- _THE PROBLEM_
Extract all lines that hold "admin" from the records below.

- _DATA LISTING_
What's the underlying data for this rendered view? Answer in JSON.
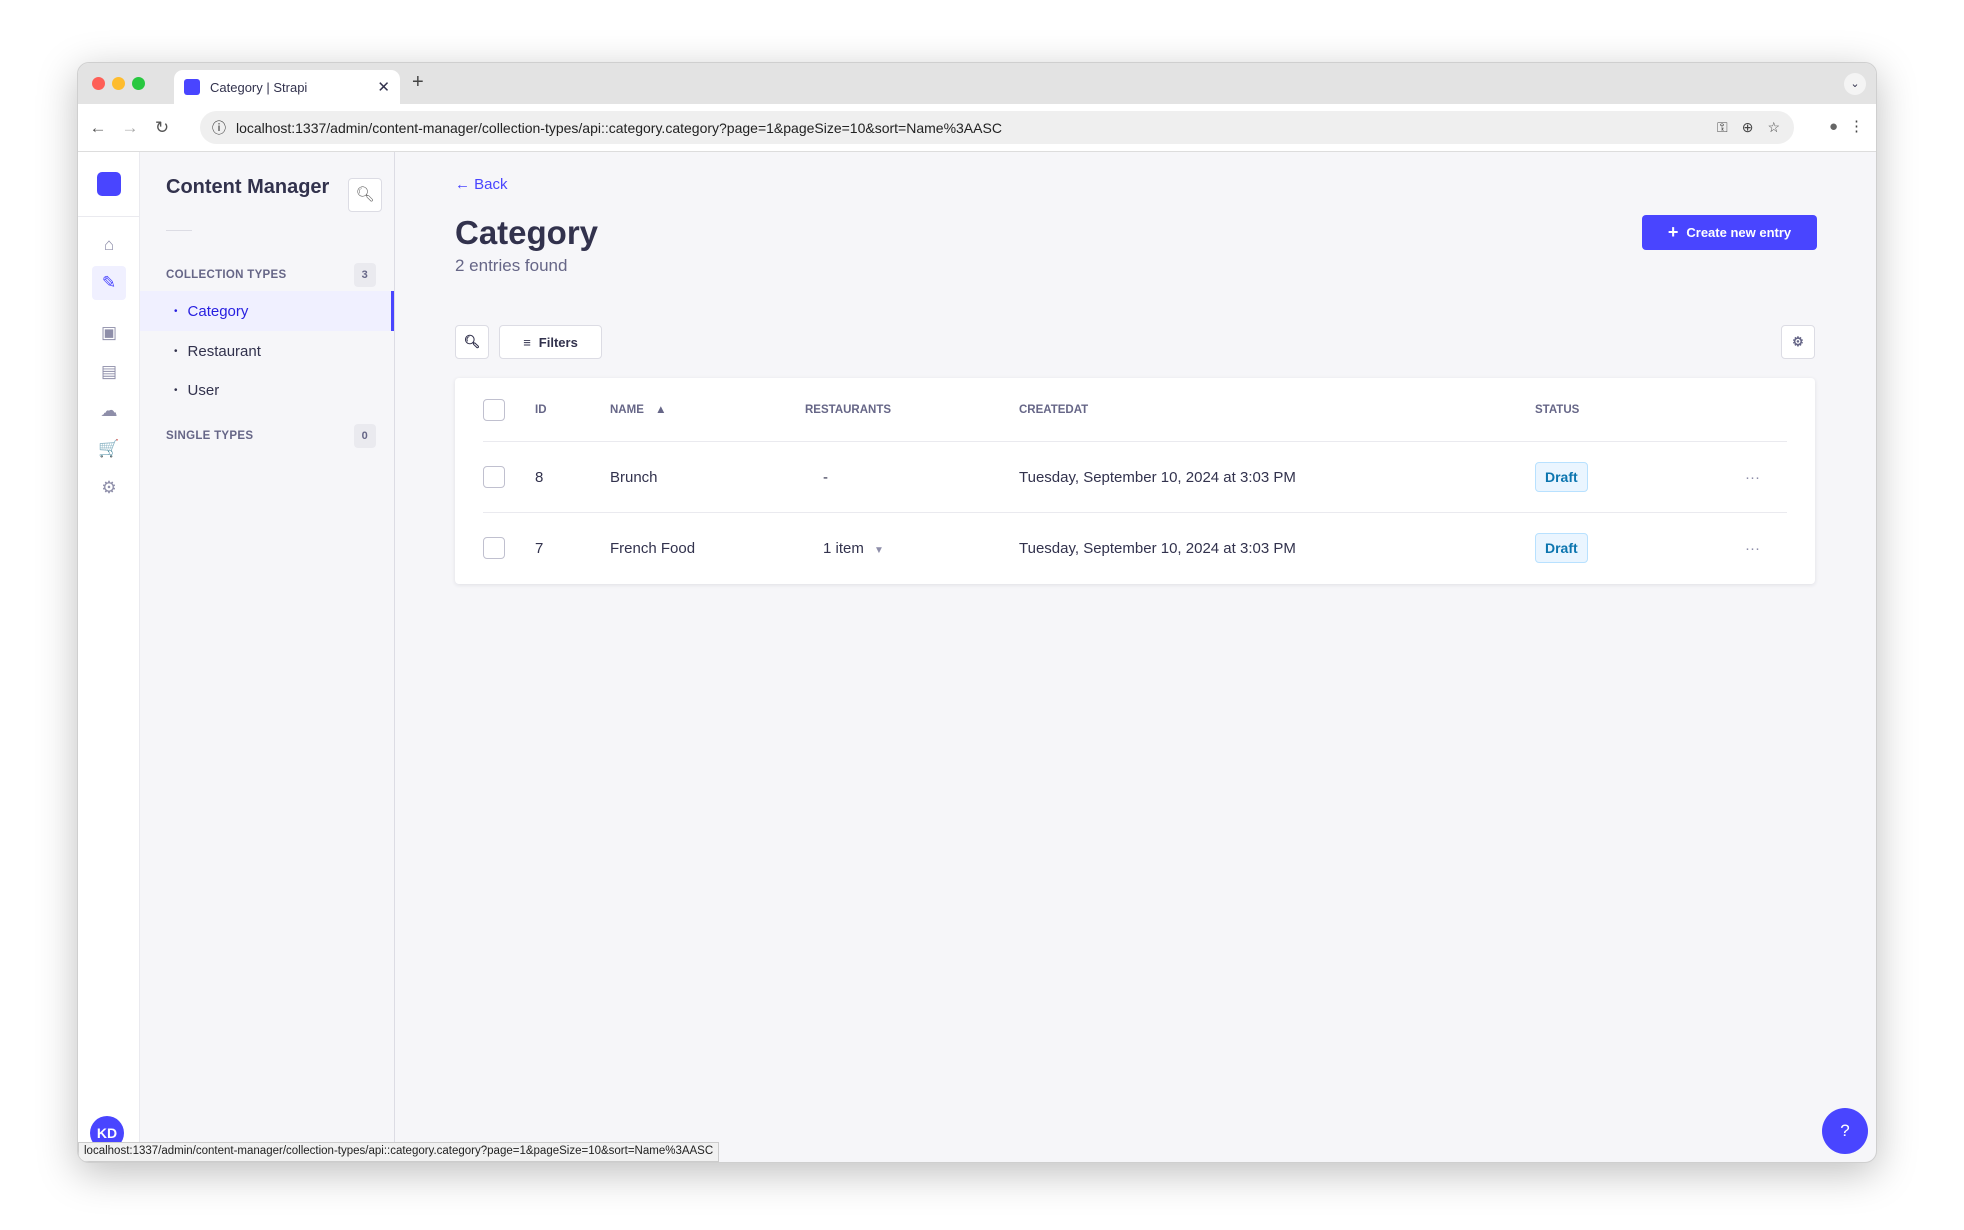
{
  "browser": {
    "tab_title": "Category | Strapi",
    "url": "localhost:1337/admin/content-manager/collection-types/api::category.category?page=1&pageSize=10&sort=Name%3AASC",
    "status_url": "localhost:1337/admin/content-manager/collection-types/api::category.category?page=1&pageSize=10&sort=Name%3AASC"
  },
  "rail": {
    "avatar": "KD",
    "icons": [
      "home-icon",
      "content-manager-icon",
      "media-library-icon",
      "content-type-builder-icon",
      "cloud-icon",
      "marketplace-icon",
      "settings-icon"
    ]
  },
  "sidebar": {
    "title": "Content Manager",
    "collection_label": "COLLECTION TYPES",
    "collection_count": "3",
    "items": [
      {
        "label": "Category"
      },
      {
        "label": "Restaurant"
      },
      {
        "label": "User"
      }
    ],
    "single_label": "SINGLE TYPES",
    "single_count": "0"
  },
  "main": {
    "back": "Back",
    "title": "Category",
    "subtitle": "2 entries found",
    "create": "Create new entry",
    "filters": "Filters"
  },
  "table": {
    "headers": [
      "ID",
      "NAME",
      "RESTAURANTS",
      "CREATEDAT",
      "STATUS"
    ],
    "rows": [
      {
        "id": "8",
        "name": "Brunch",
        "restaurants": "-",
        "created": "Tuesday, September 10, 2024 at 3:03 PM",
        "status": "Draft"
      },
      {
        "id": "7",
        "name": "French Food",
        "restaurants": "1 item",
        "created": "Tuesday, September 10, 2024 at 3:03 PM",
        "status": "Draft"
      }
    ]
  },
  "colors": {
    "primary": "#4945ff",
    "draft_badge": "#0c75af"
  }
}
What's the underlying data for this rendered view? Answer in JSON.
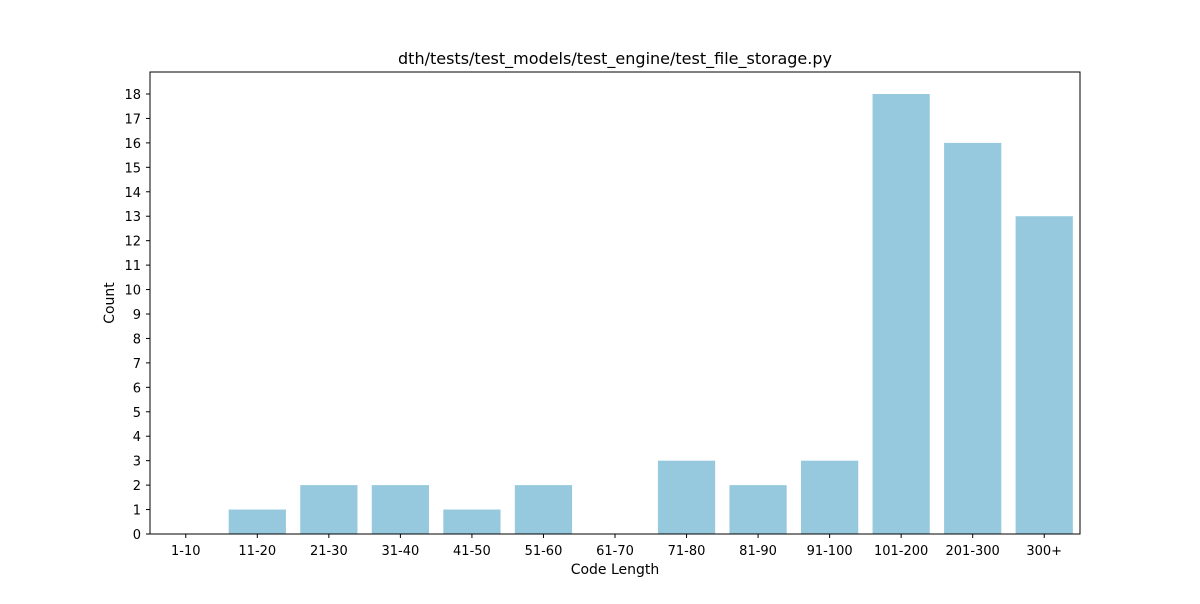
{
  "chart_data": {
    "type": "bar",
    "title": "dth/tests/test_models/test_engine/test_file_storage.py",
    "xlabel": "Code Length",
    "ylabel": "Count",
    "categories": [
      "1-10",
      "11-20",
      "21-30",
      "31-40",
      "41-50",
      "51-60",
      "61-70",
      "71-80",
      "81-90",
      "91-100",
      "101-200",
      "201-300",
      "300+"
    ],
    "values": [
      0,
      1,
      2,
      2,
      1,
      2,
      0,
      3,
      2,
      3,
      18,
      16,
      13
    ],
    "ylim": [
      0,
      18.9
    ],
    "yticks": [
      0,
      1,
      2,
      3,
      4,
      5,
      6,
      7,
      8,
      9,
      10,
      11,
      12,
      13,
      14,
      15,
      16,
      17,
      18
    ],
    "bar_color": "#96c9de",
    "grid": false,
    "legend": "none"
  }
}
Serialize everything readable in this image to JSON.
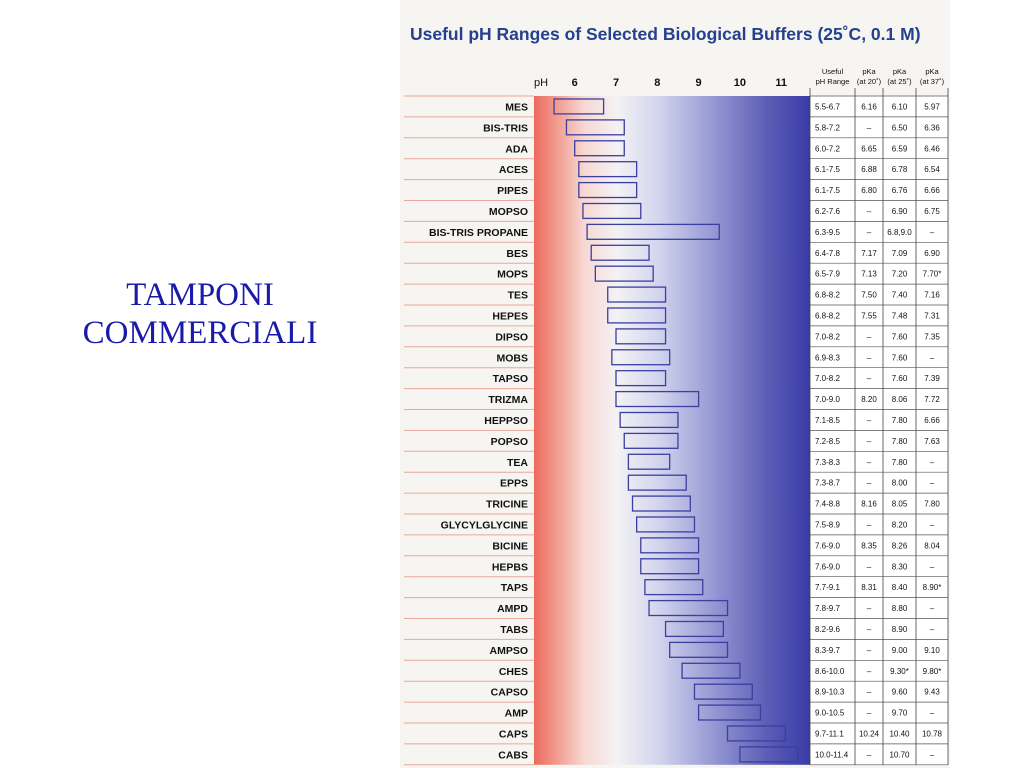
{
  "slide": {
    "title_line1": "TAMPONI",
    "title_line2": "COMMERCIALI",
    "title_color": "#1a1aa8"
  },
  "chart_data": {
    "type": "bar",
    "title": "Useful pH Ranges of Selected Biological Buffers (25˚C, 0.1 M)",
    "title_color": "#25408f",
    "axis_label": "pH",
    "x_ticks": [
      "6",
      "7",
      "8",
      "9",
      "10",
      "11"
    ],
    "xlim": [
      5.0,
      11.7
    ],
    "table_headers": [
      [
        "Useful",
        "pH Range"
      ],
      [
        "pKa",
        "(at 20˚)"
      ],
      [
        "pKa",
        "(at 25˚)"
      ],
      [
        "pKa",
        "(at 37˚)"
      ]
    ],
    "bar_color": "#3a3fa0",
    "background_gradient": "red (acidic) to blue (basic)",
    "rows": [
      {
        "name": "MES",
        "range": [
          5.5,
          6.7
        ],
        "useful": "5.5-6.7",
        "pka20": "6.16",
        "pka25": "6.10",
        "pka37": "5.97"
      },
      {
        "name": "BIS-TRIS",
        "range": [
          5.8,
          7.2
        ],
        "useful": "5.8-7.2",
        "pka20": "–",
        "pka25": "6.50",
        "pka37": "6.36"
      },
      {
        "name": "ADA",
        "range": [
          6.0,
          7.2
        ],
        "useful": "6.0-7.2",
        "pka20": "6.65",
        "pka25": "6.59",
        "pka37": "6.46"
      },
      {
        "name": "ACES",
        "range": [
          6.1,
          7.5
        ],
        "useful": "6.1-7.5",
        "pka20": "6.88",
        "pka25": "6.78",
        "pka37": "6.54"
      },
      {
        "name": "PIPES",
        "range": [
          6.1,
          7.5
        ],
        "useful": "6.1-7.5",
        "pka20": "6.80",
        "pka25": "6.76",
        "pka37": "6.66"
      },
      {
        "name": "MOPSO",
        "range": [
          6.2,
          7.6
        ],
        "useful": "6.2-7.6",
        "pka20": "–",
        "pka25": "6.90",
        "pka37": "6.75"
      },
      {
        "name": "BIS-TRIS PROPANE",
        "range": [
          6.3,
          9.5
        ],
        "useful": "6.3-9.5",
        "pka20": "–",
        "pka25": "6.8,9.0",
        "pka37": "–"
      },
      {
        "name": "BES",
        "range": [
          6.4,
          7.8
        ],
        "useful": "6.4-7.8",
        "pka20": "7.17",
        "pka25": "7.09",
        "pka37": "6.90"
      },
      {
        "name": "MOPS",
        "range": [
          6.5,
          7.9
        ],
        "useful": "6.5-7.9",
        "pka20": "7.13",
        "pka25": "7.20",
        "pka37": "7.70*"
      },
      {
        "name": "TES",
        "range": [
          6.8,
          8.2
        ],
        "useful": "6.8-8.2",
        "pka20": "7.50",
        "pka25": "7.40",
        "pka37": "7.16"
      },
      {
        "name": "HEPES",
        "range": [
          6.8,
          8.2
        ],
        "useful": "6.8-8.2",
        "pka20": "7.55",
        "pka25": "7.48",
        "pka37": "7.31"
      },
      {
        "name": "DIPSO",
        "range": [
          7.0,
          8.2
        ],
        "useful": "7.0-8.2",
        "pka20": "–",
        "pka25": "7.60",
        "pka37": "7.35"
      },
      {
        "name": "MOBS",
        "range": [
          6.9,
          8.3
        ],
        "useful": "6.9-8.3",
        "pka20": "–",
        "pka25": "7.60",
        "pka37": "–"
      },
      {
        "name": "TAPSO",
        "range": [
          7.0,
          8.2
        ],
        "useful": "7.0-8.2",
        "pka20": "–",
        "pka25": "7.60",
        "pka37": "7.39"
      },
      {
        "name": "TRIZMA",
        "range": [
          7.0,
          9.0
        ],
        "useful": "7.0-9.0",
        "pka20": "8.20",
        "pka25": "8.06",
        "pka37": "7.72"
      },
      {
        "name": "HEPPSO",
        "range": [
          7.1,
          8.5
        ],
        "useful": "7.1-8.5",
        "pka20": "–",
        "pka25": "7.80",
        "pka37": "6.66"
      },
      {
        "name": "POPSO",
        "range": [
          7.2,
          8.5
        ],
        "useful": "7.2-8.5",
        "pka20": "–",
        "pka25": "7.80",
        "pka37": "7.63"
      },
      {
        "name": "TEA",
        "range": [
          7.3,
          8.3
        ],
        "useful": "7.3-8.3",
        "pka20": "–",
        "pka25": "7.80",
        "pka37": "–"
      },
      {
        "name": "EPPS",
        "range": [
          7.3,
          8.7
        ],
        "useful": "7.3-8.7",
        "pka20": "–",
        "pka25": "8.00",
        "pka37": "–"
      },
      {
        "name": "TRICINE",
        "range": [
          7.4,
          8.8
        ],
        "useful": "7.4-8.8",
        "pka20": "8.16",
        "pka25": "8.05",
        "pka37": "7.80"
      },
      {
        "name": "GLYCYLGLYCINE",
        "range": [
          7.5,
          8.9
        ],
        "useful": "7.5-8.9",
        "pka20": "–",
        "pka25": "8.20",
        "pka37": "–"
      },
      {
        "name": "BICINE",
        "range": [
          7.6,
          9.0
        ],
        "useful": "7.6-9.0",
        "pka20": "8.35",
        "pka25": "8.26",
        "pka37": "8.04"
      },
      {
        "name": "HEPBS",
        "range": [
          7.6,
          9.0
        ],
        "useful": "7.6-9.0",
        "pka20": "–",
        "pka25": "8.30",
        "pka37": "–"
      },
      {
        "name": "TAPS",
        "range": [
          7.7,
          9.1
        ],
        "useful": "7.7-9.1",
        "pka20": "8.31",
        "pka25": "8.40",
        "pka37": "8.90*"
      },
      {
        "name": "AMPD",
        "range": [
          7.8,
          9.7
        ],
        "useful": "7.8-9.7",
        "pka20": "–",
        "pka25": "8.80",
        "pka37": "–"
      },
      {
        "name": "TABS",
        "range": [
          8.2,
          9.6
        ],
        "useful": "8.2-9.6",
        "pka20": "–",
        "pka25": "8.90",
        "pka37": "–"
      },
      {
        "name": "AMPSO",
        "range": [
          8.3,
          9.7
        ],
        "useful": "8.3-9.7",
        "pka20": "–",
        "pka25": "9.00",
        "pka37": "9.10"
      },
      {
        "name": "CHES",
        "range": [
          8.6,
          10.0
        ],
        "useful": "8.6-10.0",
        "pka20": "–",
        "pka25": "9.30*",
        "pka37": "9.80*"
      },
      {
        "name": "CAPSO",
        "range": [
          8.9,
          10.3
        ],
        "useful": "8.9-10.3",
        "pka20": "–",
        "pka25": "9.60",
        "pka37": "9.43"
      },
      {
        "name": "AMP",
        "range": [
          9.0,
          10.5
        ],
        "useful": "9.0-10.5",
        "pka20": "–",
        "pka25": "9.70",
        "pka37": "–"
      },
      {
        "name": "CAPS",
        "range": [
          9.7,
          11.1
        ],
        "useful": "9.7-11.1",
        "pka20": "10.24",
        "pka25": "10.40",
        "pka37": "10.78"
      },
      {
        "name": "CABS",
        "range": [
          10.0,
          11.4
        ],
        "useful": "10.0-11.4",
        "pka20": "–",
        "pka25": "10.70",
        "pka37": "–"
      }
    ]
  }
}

- _RESULT OF THE EXERCISE_
    "url": "localhost:1337/admin/content-manager/collection-types/api::category.category?page=1&pageSize=10&sort=Name%3AASC",
    "status_url": "localhost:1337/admin/content-manager/collection-types/api::category.category?page=1&pageSize=10&sort=Name%3AASC"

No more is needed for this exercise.